* **TASK INSTRUCTIONS**
Every entry below should be printed exactly, without its images.

— BEGIN —

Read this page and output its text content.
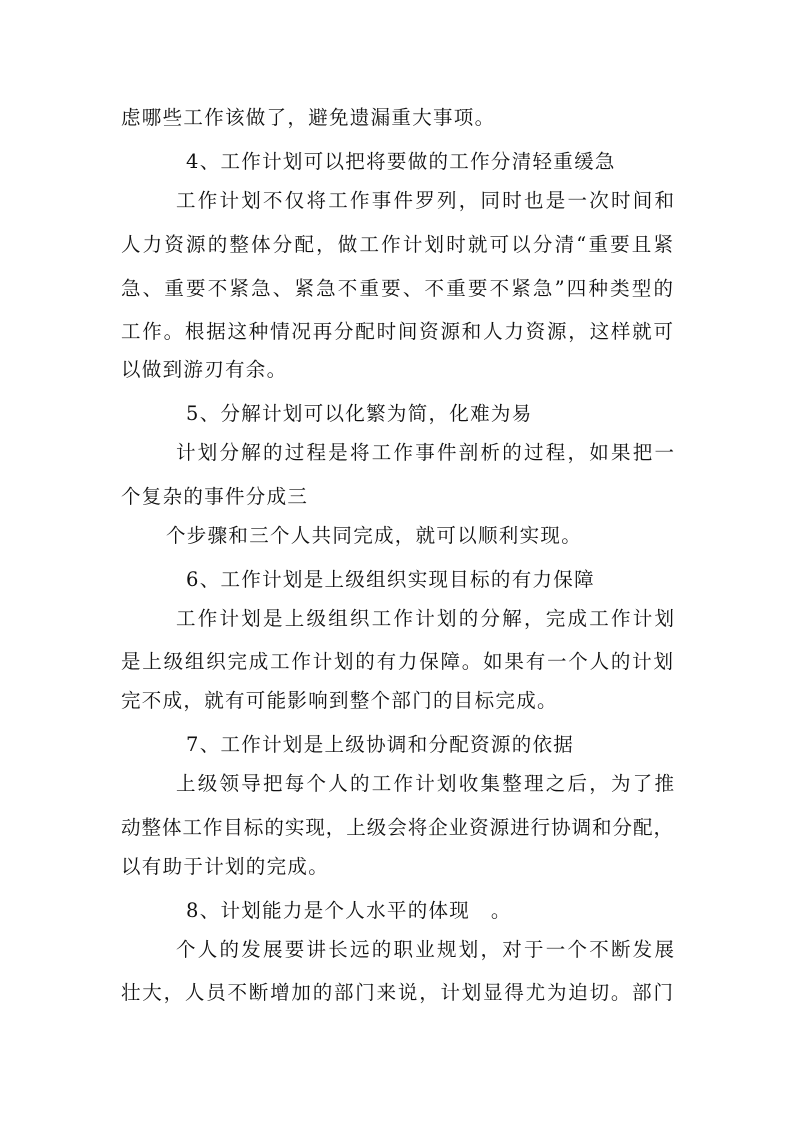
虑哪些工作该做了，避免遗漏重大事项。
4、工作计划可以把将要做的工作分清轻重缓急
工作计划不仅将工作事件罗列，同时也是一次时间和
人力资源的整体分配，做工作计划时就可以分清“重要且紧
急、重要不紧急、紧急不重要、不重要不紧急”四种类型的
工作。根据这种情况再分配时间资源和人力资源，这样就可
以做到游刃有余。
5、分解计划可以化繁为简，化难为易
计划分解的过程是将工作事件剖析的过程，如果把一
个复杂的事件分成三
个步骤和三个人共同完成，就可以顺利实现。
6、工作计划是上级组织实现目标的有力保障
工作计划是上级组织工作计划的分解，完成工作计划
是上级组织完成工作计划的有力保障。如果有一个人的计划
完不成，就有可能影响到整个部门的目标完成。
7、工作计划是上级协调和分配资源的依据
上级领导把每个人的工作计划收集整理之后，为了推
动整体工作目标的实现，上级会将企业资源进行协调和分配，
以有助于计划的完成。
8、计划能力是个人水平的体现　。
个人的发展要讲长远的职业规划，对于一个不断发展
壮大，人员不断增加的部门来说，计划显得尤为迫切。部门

— END —

* **RESPONSE FOR THIS EXERCISE**
Read this page and output its text content.
虑哪些工作该做了，避免遗漏重大事项。
4、工作计划可以把将要做的工作分清轻重缓急
工作计划不仅将工作事件罗列，同时也是一次时间和
人力资源的整体分配，做工作计划时就可以分清“重要且紧
急、重要不紧急、紧急不重要、不重要不紧急”四种类型的
工作。根据这种情况再分配时间资源和人力资源，这样就可
以做到游刃有余。
5、分解计划可以化繁为简，化难为易
计划分解的过程是将工作事件剖析的过程，如果把一
个复杂的事件分成三
个步骤和三个人共同完成，就可以顺利实现。
6、工作计划是上级组织实现目标的有力保障
工作计划是上级组织工作计划的分解，完成工作计划
是上级组织完成工作计划的有力保障。如果有一个人的计划
完不成，就有可能影响到整个部门的目标完成。
7、工作计划是上级协调和分配资源的依据
上级领导把每个人的工作计划收集整理之后，为了推
动整体工作目标的实现，上级会将企业资源进行协调和分配，
以有助于计划的完成。
8、计划能力是个人水平的体现　。
个人的发展要讲长远的职业规划，对于一个不断发展
壮大，人员不断增加的部门来说，计划显得尤为迫切。部门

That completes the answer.